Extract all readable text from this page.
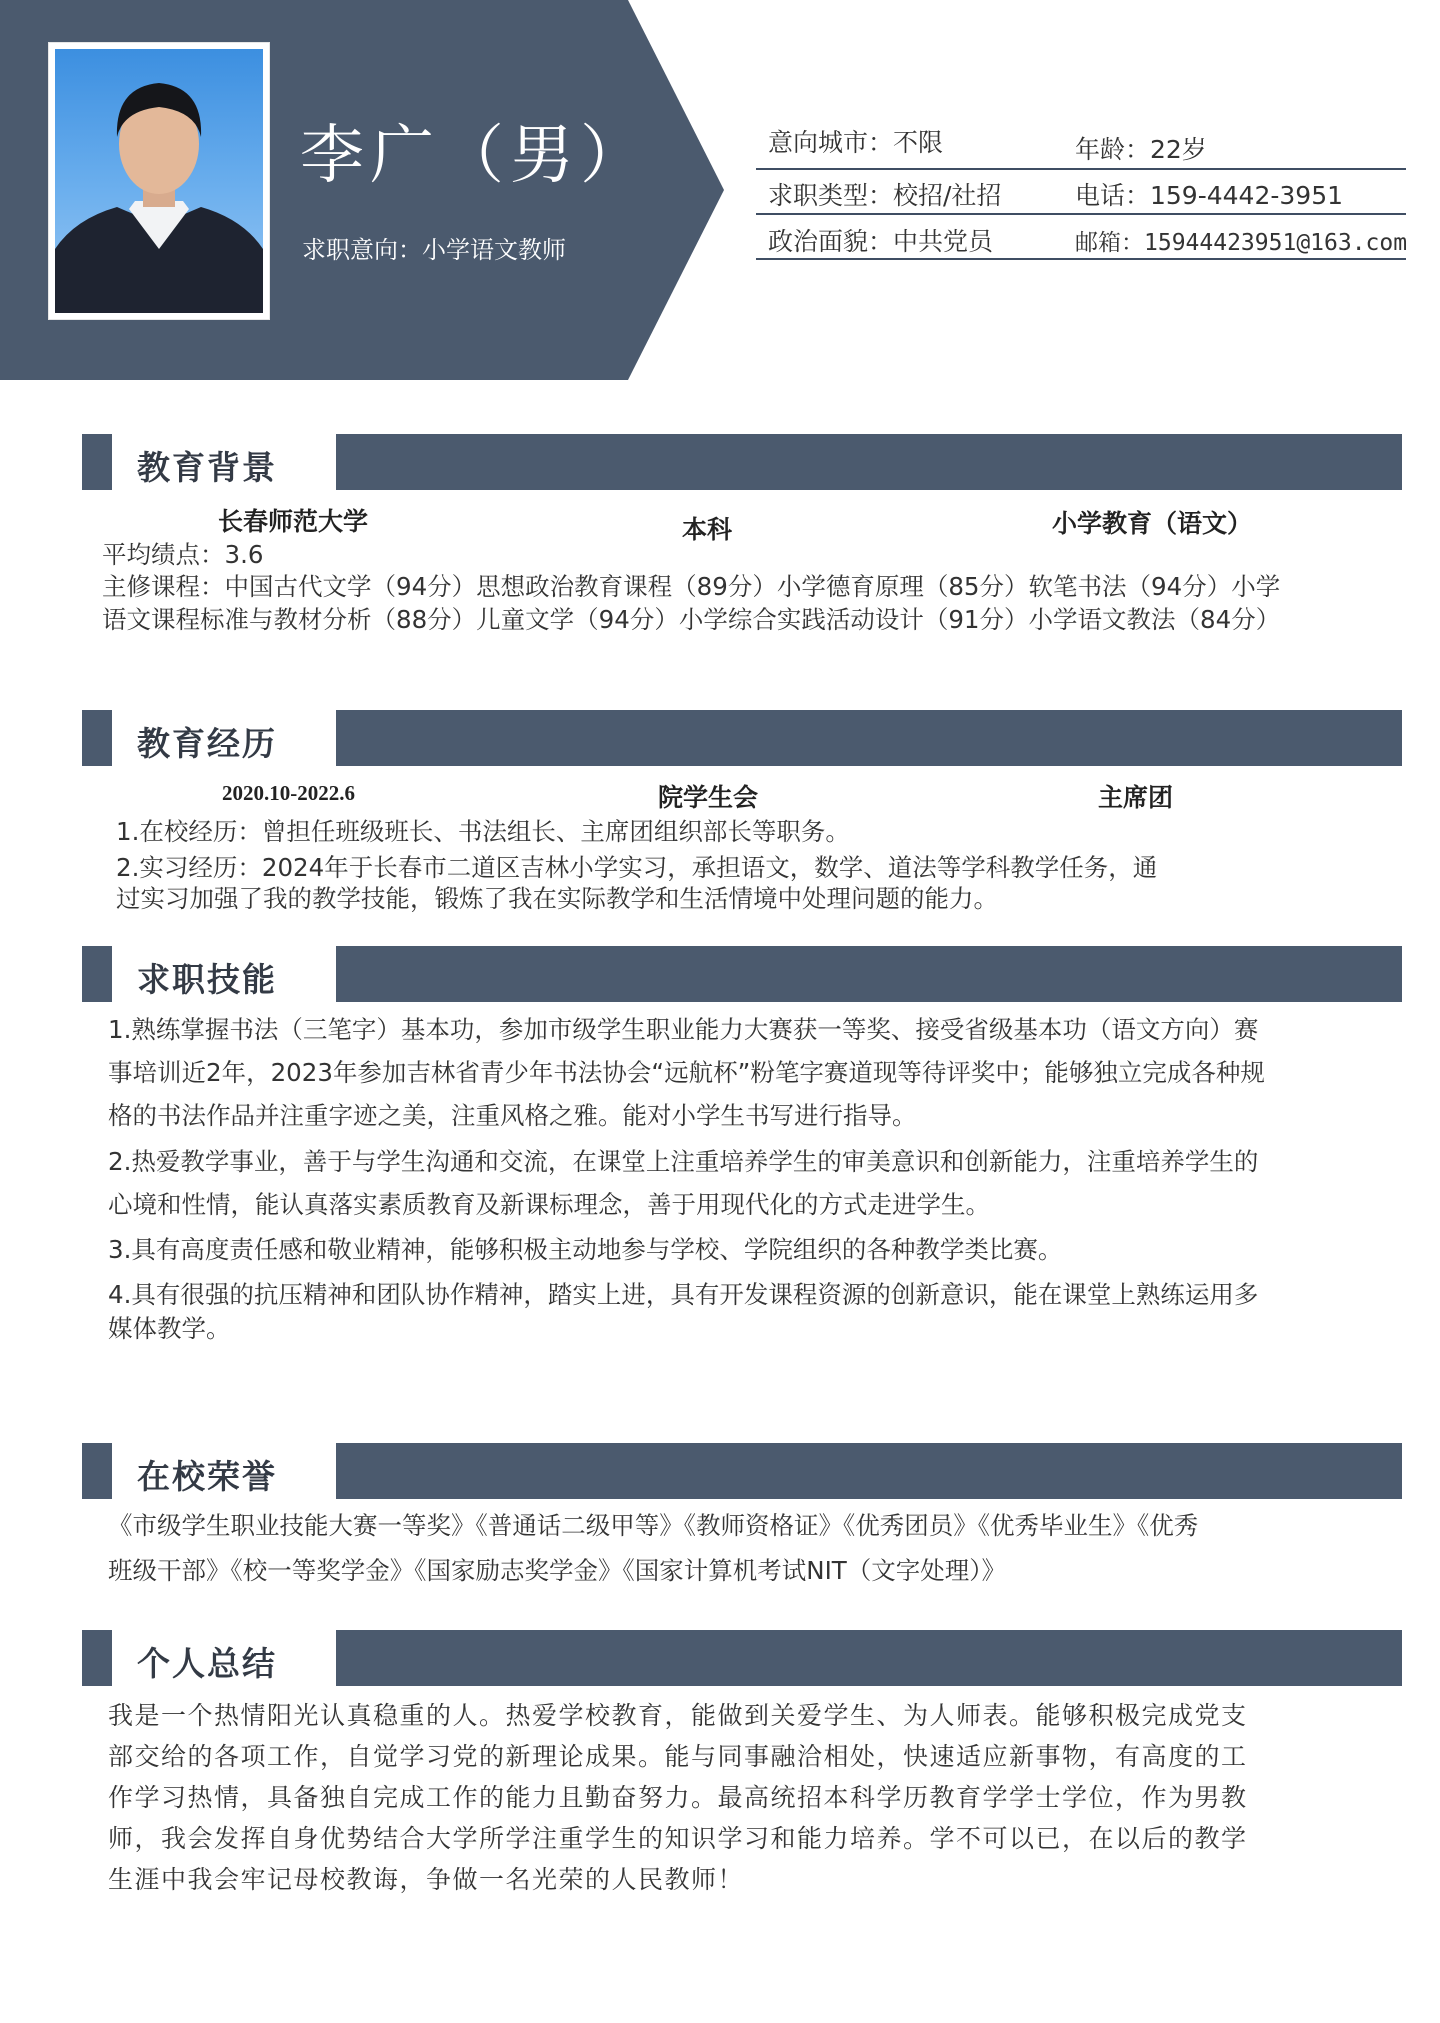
李广（男）
求职意向：小学语文教师
意向城市：不限	年龄：22岁
求职类型：校招/社招	电话：159-4442-3951
政治面貌：中共党员	邮箱：15944423951@163.com
教育背景
长春师范大学	本科	小学教育（语文）
平均绩点：3.6
主修课程：中国古代文学（94分）思想政治教育课程（89分）小学德育原理（85分）软笔书法（94分）小学
语文课程标准与教材分析（88分）儿童文学（94分）小学综合实践活动设计（91分）小学语文教法（84分）
教育经历
2020.10-2022.6	院学生会	主席团
1.在校经历：曾担任班级班长、书法组长、主席团组织部长等职务。
2.实习经历：2024年于长春市二道区吉林小学实习，承担语文，数学、道法等学科教学任务，通
过实习加强了我的教学技能，锻炼了我在实际教学和生活情境中处理问题的能力。
求职技能
1.熟练掌握书法（三笔字）基本功，参加市级学生职业能力大赛获一等奖、接受省级基本功（语文方向）赛
事培训近2年，2023年参加吉林省青少年书法协会“远航杯”粉笔字赛道现等待评奖中；能够独立完成各种规
格的书法作品并注重字迹之美，注重风格之雅。能对小学生书写进行指导。
2.热爱教学事业，善于与学生沟通和交流，在课堂上注重培养学生的审美意识和创新能力，注重培养学生的
心境和性情，能认真落实素质教育及新课标理念，善于用现代化的方式走进学生。
3.具有高度责任感和敬业精神，能够积极主动地参与学校、学院组织的各种教学类比赛。
4.具有很强的抗压精神和团队协作精神，踏实上进，具有开发课程资源的创新意识，能在课堂上熟练运用多
媒体教学。
在校荣誉
《市级学生职业技能大赛一等奖》《普通话二级甲等》《教师资格证》《优秀团员》《优秀毕业生》《优秀
班级干部》《校一等奖学金》《国家励志奖学金》《国家计算机考试NIT（文字处理）》
个人总结
我是一个热情阳光认真稳重的人。热爱学校教育，能做到关爱学生、为人师表。能够积极完成党支
部交给的各项工作，自觉学习党的新理论成果。能与同事融洽相处，快速适应新事物，有高度的工
作学习热情，具备独自完成工作的能力且勤奋努力。最高统招本科学历教育学学士学位，作为男教
师，我会发挥自身优势结合大学所学注重学生的知识学习和能力培养。学不可以已，在以后的教学
生涯中我会牢记母校教诲，争做一名光荣的人民教师！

§ §

Except for the pictures, reproduce every line exactly.

■ **Solved exercise**:
Extract all readable text from this page.
李广（男）
求职意向：小学语文教师
意向城市：不限	年龄：22岁
求职类型：校招/社招	电话：159-4442-3951
政治面貌：中共党员	邮箱：15944423951@163.com
教育背景
长春师范大学	本科	小学教育（语文）
平均绩点：3.6
主修课程：中国古代文学（94分）思想政治教育课程（89分）小学德育原理（85分）软笔书法（94分）小学
语文课程标准与教材分析（88分）儿童文学（94分）小学综合实践活动设计（91分）小学语文教法（84分）
教育经历
2020.10-2022.6	院学生会	主席团
1.在校经历：曾担任班级班长、书法组长、主席团组织部长等职务。
2.实习经历：2024年于长春市二道区吉林小学实习，承担语文，数学、道法等学科教学任务，通
过实习加强了我的教学技能，锻炼了我在实际教学和生活情境中处理问题的能力。
求职技能
1.熟练掌握书法（三笔字）基本功，参加市级学生职业能力大赛获一等奖、接受省级基本功（语文方向）赛
事培训近2年，2023年参加吉林省青少年书法协会“远航杯”粉笔字赛道现等待评奖中；能够独立完成各种规
格的书法作品并注重字迹之美，注重风格之雅。能对小学生书写进行指导。
2.热爱教学事业，善于与学生沟通和交流，在课堂上注重培养学生的审美意识和创新能力，注重培养学生的
心境和性情，能认真落实素质教育及新课标理念，善于用现代化的方式走进学生。
3.具有高度责任感和敬业精神，能够积极主动地参与学校、学院组织的各种教学类比赛。
4.具有很强的抗压精神和团队协作精神，踏实上进，具有开发课程资源的创新意识，能在课堂上熟练运用多
媒体教学。
在校荣誉
《市级学生职业技能大赛一等奖》《普通话二级甲等》《教师资格证》《优秀团员》《优秀毕业生》《优秀
班级干部》《校一等奖学金》《国家励志奖学金》《国家计算机考试NIT（文字处理）》
个人总结
我是一个热情阳光认真稳重的人。热爱学校教育，能做到关爱学生、为人师表。能够积极完成党支
部交给的各项工作，自觉学习党的新理论成果。能与同事融洽相处，快速适应新事物，有高度的工
作学习热情，具备独自完成工作的能力且勤奋努力。最高统招本科学历教育学学士学位，作为男教
师，我会发挥自身优势结合大学所学注重学生的知识学习和能力培养。学不可以已，在以后的教学
生涯中我会牢记母校教诲，争做一名光荣的人民教师！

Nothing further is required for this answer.